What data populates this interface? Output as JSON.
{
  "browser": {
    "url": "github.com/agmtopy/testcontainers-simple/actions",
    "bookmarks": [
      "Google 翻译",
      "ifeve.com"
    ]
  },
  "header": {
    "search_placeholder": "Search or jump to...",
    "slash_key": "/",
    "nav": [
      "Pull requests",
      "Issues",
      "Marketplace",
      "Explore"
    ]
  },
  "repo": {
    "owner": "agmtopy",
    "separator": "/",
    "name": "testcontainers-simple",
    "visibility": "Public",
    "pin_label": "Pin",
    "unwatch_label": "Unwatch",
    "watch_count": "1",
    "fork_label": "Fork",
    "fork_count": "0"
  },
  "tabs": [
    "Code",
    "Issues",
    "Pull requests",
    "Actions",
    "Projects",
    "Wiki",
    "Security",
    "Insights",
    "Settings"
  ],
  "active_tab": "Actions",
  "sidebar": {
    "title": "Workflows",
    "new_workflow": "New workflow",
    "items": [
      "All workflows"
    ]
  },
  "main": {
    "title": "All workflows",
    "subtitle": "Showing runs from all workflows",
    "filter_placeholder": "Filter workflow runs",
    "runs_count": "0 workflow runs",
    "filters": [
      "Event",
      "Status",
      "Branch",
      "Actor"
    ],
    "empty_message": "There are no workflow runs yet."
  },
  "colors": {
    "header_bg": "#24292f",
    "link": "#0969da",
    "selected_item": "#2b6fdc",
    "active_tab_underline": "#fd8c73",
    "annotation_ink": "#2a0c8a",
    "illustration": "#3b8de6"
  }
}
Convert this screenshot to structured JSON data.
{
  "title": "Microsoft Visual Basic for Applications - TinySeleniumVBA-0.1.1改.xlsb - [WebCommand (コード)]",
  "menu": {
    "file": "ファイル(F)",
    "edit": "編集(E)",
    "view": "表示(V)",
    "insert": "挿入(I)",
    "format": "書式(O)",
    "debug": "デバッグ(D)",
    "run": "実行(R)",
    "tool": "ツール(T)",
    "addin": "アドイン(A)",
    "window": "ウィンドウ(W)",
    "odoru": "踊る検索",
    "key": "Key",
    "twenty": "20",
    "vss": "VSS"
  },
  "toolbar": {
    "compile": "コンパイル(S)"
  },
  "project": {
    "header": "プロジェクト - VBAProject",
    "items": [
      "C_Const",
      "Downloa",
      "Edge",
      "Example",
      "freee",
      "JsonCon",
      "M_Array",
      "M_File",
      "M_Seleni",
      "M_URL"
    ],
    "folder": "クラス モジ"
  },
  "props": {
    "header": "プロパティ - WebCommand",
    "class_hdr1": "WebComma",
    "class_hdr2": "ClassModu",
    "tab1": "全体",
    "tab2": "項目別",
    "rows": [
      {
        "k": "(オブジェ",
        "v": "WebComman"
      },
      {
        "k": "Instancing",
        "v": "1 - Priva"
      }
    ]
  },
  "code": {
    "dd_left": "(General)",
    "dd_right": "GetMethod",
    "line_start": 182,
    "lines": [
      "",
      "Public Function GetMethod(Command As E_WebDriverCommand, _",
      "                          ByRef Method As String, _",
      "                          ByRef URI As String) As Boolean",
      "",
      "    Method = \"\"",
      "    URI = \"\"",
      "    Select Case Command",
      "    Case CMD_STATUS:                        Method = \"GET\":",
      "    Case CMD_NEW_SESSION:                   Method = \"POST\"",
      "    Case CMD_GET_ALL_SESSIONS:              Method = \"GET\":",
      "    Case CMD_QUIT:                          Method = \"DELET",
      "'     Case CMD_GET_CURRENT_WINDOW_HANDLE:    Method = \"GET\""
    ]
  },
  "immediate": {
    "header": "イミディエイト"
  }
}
-------
Instructions to follow
Repeat the material above in full, exactly as it stands.

Final result
What data populates this interface? Output as JSON.
{
  "browser": {
    "url": "github.com/agmtopy/testcontainers-simple/actions",
    "bookmarks": [
      "Google 翻译",
      "ifeve.com"
    ]
  },
  "header": {
    "search_placeholder": "Search or jump to...",
    "slash_key": "/",
    "nav": [
      "Pull requests",
      "Issues",
      "Marketplace",
      "Explore"
    ]
  },
  "repo": {
    "owner": "agmtopy",
    "separator": "/",
    "name": "testcontainers-simple",
    "visibility": "Public",
    "pin_label": "Pin",
    "unwatch_label": "Unwatch",
    "watch_count": "1",
    "fork_label": "Fork",
    "fork_count": "0"
  },
  "tabs": [
    "Code",
    "Issues",
    "Pull requests",
    "Actions",
    "Projects",
    "Wiki",
    "Security",
    "Insights",
    "Settings"
  ],
  "active_tab": "Actions",
  "sidebar": {
    "title": "Workflows",
    "new_workflow": "New workflow",
    "items": [
      "All workflows"
    ]
  },
  "main": {
    "title": "All workflows",
    "subtitle": "Showing runs from all workflows",
    "filter_placeholder": "Filter workflow runs",
    "runs_count": "0 workflow runs",
    "filters": [
      "Event",
      "Status",
      "Branch",
      "Actor"
    ],
    "empty_message": "There are no workflow runs yet."
  },
  "colors": {
    "header_bg": "#24292f",
    "link": "#0969da",
    "selected_item": "#2b6fdc",
    "active_tab_underline": "#fd8c73",
    "annotation_ink": "#2a0c8a",
    "illustration": "#3b8de6"
  }
}
Convert this screenshot to structured JSON data.
{
  "title": "Microsoft Visual Basic for Applications - TinySeleniumVBA-0.1.1改.xlsb - [WebCommand (コード)]",
  "menu": {
    "file": "ファイル(F)",
    "edit": "編集(E)",
    "view": "表示(V)",
    "insert": "挿入(I)",
    "format": "書式(O)",
    "debug": "デバッグ(D)",
    "run": "実行(R)",
    "tool": "ツール(T)",
    "addin": "アドイン(A)",
    "window": "ウィンドウ(W)",
    "odoru": "踊る検索",
    "key": "Key",
    "twenty": "20",
    "vss": "VSS"
  },
  "toolbar": {
    "compile": "コンパイル(S)"
  },
  "project": {
    "header": "プロジェクト - VBAProject",
    "items": [
      "C_Const",
      "Downloa",
      "Edge",
      "Example",
      "freee",
      "JsonCon",
      "M_Array",
      "M_File",
      "M_Seleni",
      "M_URL"
    ],
    "folder": "クラス モジ"
  },
  "props": {
    "header": "プロパティ - WebCommand",
    "class_hdr1": "WebComma",
    "class_hdr2": "ClassModu",
    "tab1": "全体",
    "tab2": "項目別",
    "rows": [
      {
        "k": "(オブジェ",
        "v": "WebComman"
      },
      {
        "k": "Instancing",
        "v": "1 - Priva"
      }
    ]
  },
  "code": {
    "dd_left": "(General)",
    "dd_right": "GetMethod",
    "line_start": 182,
    "lines": [
      "",
      "Public Function GetMethod(Command As E_WebDriverCommand, _",
      "                          ByRef Method As String, _",
      "                          ByRef URI As String) As Boolean",
      "",
      "    Method = \"\"",
      "    URI = \"\"",
      "    Select Case Command",
      "    Case CMD_STATUS:                        Method = \"GET\":",
      "    Case CMD_NEW_SESSION:                   Method = \"POST\"",
      "    Case CMD_GET_ALL_SESSIONS:              Method = \"GET\":",
      "    Case CMD_QUIT:                          Method = \"DELET",
      "'     Case CMD_GET_CURRENT_WINDOW_HANDLE:    Method = \"GET\""
    ]
  },
  "immediate": {
    "header": "イミディエイト"
  }
}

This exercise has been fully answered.